Dataset records on visual material:
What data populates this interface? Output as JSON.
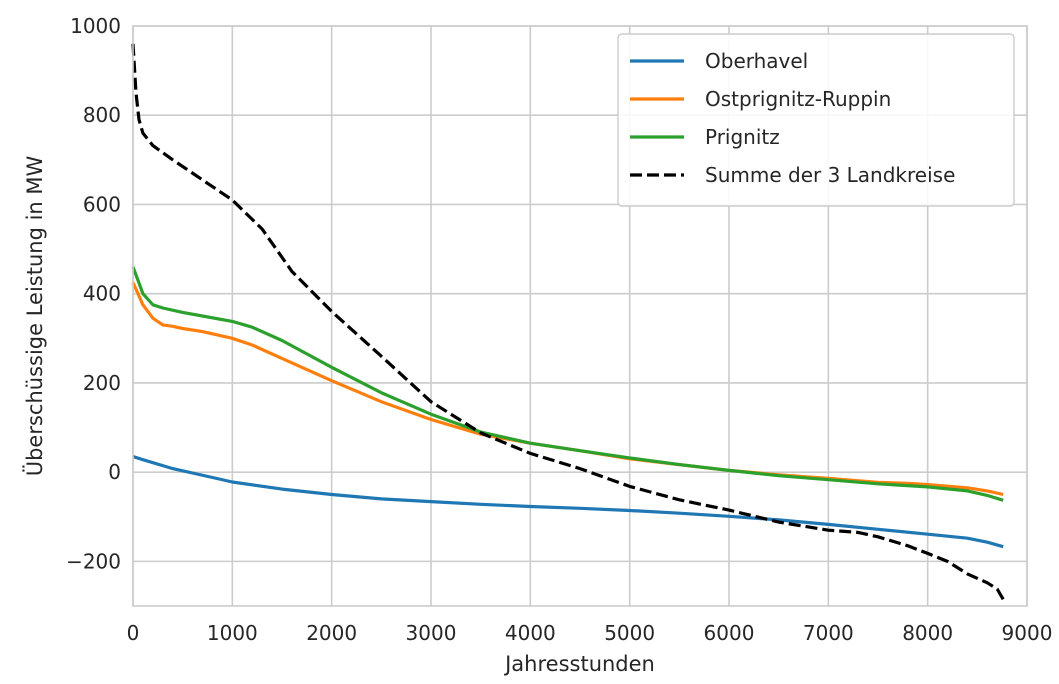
{
  "chart_data": {
    "type": "line",
    "title": "",
    "xlabel": "Jahresstunden",
    "ylabel": "Überschüssige Leistung in MW",
    "xlim": [
      0,
      9000
    ],
    "ylim": [
      -300,
      1000
    ],
    "xticks": [
      0,
      1000,
      2000,
      3000,
      4000,
      5000,
      6000,
      7000,
      8000,
      9000
    ],
    "yticks": [
      -200,
      0,
      200,
      400,
      600,
      800,
      1000
    ],
    "xtick_labels": [
      "0",
      "1000",
      "2000",
      "3000",
      "4000",
      "5000",
      "6000",
      "7000",
      "8000",
      "9000"
    ],
    "ytick_labels": [
      "−200",
      "0",
      "200",
      "400",
      "600",
      "800",
      "1000"
    ],
    "grid": true,
    "legend_position": "top-right",
    "series": [
      {
        "name": "Oberhavel",
        "color": "#1f77b4",
        "style": "solid",
        "x": [
          0,
          100,
          400,
          800,
          1000,
          1500,
          2000,
          2500,
          3000,
          3500,
          4000,
          4500,
          5000,
          5500,
          6000,
          6500,
          7000,
          7500,
          8000,
          8400,
          8600,
          8760
        ],
        "y": [
          35,
          28,
          8,
          -12,
          -22,
          -38,
          -50,
          -60,
          -66,
          -72,
          -77,
          -81,
          -86,
          -92,
          -99,
          -107,
          -117,
          -128,
          -139,
          -148,
          -157,
          -167
        ]
      },
      {
        "name": "Ostprignitz-Ruppin",
        "color": "#ff7f0e",
        "style": "solid",
        "x": [
          0,
          50,
          100,
          200,
          300,
          400,
          500,
          700,
          1000,
          1200,
          1500,
          2000,
          2500,
          3000,
          3500,
          4000,
          4500,
          5000,
          5500,
          6000,
          6500,
          7000,
          7500,
          7800,
          8000,
          8400,
          8600,
          8760
        ],
        "y": [
          425,
          400,
          375,
          345,
          330,
          327,
          322,
          315,
          300,
          285,
          255,
          205,
          158,
          118,
          85,
          65,
          48,
          30,
          17,
          4,
          -6,
          -14,
          -23,
          -25,
          -28,
          -35,
          -42,
          -50
        ]
      },
      {
        "name": "Prignitz",
        "color": "#2ca02c",
        "style": "solid",
        "x": [
          0,
          50,
          100,
          200,
          300,
          500,
          700,
          1000,
          1200,
          1500,
          2000,
          2500,
          3000,
          3500,
          4000,
          4500,
          5000,
          5500,
          6000,
          6500,
          7000,
          7500,
          8000,
          8400,
          8600,
          8760
        ],
        "y": [
          460,
          430,
          400,
          375,
          368,
          358,
          350,
          338,
          325,
          295,
          235,
          178,
          130,
          90,
          65,
          48,
          32,
          17,
          4,
          -8,
          -17,
          -26,
          -33,
          -42,
          -52,
          -63
        ]
      },
      {
        "name": "Summe der 3 Landkreise",
        "color": "#000000",
        "style": "dashed",
        "x": [
          0,
          30,
          60,
          100,
          200,
          400,
          700,
          1000,
          1300,
          1600,
          2000,
          2500,
          3000,
          3500,
          4000,
          4500,
          5000,
          5500,
          6000,
          6500,
          7000,
          7300,
          7500,
          7800,
          8000,
          8200,
          8400,
          8600,
          8700,
          8760
        ],
        "y": [
          960,
          850,
          790,
          760,
          732,
          700,
          655,
          610,
          545,
          450,
          360,
          260,
          158,
          88,
          42,
          8,
          -32,
          -62,
          -85,
          -112,
          -130,
          -135,
          -145,
          -165,
          -182,
          -200,
          -228,
          -248,
          -262,
          -285
        ]
      }
    ]
  }
}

__WHAT YOU WILL DO__
Every record above should come back exactly, but without its pictures.

__RESULT OF THE EXERCISE__
What data populates this interface? Output as JSON.
{
  "chart_data": {
    "type": "line",
    "title": "",
    "xlabel": "Jahresstunden",
    "ylabel": "Überschüssige Leistung in MW",
    "xlim": [
      0,
      9000
    ],
    "ylim": [
      -300,
      1000
    ],
    "xticks": [
      0,
      1000,
      2000,
      3000,
      4000,
      5000,
      6000,
      7000,
      8000,
      9000
    ],
    "yticks": [
      -200,
      0,
      200,
      400,
      600,
      800,
      1000
    ],
    "xtick_labels": [
      "0",
      "1000",
      "2000",
      "3000",
      "4000",
      "5000",
      "6000",
      "7000",
      "8000",
      "9000"
    ],
    "ytick_labels": [
      "−200",
      "0",
      "200",
      "400",
      "600",
      "800",
      "1000"
    ],
    "grid": true,
    "legend_position": "top-right",
    "series": [
      {
        "name": "Oberhavel",
        "color": "#1f77b4",
        "style": "solid",
        "x": [
          0,
          100,
          400,
          800,
          1000,
          1500,
          2000,
          2500,
          3000,
          3500,
          4000,
          4500,
          5000,
          5500,
          6000,
          6500,
          7000,
          7500,
          8000,
          8400,
          8600,
          8760
        ],
        "y": [
          35,
          28,
          8,
          -12,
          -22,
          -38,
          -50,
          -60,
          -66,
          -72,
          -77,
          -81,
          -86,
          -92,
          -99,
          -107,
          -117,
          -128,
          -139,
          -148,
          -157,
          -167
        ]
      },
      {
        "name": "Ostprignitz-Ruppin",
        "color": "#ff7f0e",
        "style": "solid",
        "x": [
          0,
          50,
          100,
          200,
          300,
          400,
          500,
          700,
          1000,
          1200,
          1500,
          2000,
          2500,
          3000,
          3500,
          4000,
          4500,
          5000,
          5500,
          6000,
          6500,
          7000,
          7500,
          7800,
          8000,
          8400,
          8600,
          8760
        ],
        "y": [
          425,
          400,
          375,
          345,
          330,
          327,
          322,
          315,
          300,
          285,
          255,
          205,
          158,
          118,
          85,
          65,
          48,
          30,
          17,
          4,
          -6,
          -14,
          -23,
          -25,
          -28,
          -35,
          -42,
          -50
        ]
      },
      {
        "name": "Prignitz",
        "color": "#2ca02c",
        "style": "solid",
        "x": [
          0,
          50,
          100,
          200,
          300,
          500,
          700,
          1000,
          1200,
          1500,
          2000,
          2500,
          3000,
          3500,
          4000,
          4500,
          5000,
          5500,
          6000,
          6500,
          7000,
          7500,
          8000,
          8400,
          8600,
          8760
        ],
        "y": [
          460,
          430,
          400,
          375,
          368,
          358,
          350,
          338,
          325,
          295,
          235,
          178,
          130,
          90,
          65,
          48,
          32,
          17,
          4,
          -8,
          -17,
          -26,
          -33,
          -42,
          -52,
          -63
        ]
      },
      {
        "name": "Summe der 3 Landkreise",
        "color": "#000000",
        "style": "dashed",
        "x": [
          0,
          30,
          60,
          100,
          200,
          400,
          700,
          1000,
          1300,
          1600,
          2000,
          2500,
          3000,
          3500,
          4000,
          4500,
          5000,
          5500,
          6000,
          6500,
          7000,
          7300,
          7500,
          7800,
          8000,
          8200,
          8400,
          8600,
          8700,
          8760
        ],
        "y": [
          960,
          850,
          790,
          760,
          732,
          700,
          655,
          610,
          545,
          450,
          360,
          260,
          158,
          88,
          42,
          8,
          -32,
          -62,
          -85,
          -112,
          -130,
          -135,
          -145,
          -165,
          -182,
          -200,
          -228,
          -248,
          -262,
          -285
        ]
      }
    ]
  }
}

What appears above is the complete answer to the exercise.